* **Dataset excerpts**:

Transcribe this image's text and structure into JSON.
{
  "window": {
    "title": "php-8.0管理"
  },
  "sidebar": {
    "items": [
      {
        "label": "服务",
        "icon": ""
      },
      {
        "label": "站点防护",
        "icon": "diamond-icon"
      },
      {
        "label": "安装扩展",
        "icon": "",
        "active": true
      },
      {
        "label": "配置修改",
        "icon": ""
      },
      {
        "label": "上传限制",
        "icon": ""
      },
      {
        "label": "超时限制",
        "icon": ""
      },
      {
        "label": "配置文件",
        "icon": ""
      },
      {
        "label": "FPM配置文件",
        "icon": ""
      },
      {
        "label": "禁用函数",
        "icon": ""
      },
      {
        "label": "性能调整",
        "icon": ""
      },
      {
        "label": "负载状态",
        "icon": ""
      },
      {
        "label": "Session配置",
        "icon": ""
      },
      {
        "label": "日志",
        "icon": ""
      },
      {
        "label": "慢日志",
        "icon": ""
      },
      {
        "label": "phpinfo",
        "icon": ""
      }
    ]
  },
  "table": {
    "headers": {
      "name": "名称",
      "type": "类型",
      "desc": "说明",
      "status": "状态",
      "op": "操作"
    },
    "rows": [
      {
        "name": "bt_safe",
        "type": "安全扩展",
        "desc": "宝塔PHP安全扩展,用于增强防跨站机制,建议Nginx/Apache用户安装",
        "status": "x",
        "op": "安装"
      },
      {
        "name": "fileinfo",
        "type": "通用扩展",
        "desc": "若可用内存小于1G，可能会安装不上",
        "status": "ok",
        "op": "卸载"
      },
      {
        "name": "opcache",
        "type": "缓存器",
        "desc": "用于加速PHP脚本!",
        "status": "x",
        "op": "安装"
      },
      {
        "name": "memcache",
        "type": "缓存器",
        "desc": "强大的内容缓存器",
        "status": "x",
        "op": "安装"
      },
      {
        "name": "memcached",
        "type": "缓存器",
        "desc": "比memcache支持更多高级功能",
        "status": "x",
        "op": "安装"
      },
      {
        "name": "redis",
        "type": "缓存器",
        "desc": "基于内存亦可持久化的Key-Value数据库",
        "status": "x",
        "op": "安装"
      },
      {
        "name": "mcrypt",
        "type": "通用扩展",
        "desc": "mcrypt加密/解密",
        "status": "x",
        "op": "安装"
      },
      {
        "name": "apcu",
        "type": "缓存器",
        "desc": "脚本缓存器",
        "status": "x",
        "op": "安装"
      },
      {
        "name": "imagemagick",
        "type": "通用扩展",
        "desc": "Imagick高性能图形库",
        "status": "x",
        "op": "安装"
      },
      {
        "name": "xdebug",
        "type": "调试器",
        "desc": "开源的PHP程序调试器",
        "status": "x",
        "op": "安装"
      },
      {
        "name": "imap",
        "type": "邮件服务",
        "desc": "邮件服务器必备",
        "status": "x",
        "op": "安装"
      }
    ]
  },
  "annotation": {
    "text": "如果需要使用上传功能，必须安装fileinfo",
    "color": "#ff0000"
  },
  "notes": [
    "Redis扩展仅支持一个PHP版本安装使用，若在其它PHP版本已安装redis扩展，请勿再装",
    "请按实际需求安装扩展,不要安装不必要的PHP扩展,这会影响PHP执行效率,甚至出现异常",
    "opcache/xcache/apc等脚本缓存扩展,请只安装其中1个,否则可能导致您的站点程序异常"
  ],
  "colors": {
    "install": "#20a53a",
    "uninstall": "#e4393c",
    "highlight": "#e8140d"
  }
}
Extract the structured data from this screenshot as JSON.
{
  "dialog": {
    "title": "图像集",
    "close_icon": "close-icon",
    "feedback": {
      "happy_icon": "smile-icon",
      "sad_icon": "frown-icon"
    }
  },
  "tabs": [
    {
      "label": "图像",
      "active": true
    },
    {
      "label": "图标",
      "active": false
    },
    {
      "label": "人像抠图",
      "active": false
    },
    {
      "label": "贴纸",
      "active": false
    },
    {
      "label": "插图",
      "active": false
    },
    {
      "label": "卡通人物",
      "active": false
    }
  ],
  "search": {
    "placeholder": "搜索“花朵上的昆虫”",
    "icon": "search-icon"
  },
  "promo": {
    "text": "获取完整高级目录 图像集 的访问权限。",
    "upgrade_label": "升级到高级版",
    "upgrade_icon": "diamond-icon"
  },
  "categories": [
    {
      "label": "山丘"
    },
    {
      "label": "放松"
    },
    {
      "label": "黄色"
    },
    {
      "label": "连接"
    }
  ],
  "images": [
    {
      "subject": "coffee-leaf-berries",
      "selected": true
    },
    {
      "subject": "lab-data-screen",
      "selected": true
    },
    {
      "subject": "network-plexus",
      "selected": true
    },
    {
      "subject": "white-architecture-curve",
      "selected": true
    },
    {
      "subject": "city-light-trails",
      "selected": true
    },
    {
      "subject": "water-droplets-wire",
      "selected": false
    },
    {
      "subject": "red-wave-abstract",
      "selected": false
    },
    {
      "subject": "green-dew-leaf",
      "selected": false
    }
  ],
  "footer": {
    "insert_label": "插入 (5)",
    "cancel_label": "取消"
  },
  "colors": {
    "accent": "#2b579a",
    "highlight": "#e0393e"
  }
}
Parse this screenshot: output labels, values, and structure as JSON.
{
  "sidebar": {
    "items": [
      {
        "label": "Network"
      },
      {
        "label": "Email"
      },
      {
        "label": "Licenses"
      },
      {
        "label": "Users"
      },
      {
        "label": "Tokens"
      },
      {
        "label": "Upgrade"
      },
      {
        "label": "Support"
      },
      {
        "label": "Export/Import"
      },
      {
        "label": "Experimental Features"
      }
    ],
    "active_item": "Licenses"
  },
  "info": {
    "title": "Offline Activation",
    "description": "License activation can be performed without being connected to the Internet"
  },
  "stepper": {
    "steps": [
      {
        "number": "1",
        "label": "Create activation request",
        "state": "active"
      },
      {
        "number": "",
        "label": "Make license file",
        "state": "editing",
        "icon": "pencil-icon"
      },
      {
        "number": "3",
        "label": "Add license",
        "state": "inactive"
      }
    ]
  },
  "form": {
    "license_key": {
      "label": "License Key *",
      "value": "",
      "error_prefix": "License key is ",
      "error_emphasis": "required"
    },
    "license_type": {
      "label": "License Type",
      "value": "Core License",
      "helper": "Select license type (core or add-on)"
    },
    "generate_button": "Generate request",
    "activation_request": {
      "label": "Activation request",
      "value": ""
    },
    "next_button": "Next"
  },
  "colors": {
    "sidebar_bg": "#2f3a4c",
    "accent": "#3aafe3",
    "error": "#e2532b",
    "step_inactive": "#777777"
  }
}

* **GIVEN PROBLEM**: Go through the material above and copy each line that has the word "text".

* **OUTPUT**:
Transcribe this image's text and structure into JSON.
    "text": "如果需要使用上传功能，必须安装fileinfo",
    "text": "获取完整高级目录 图像集 的访问权限。",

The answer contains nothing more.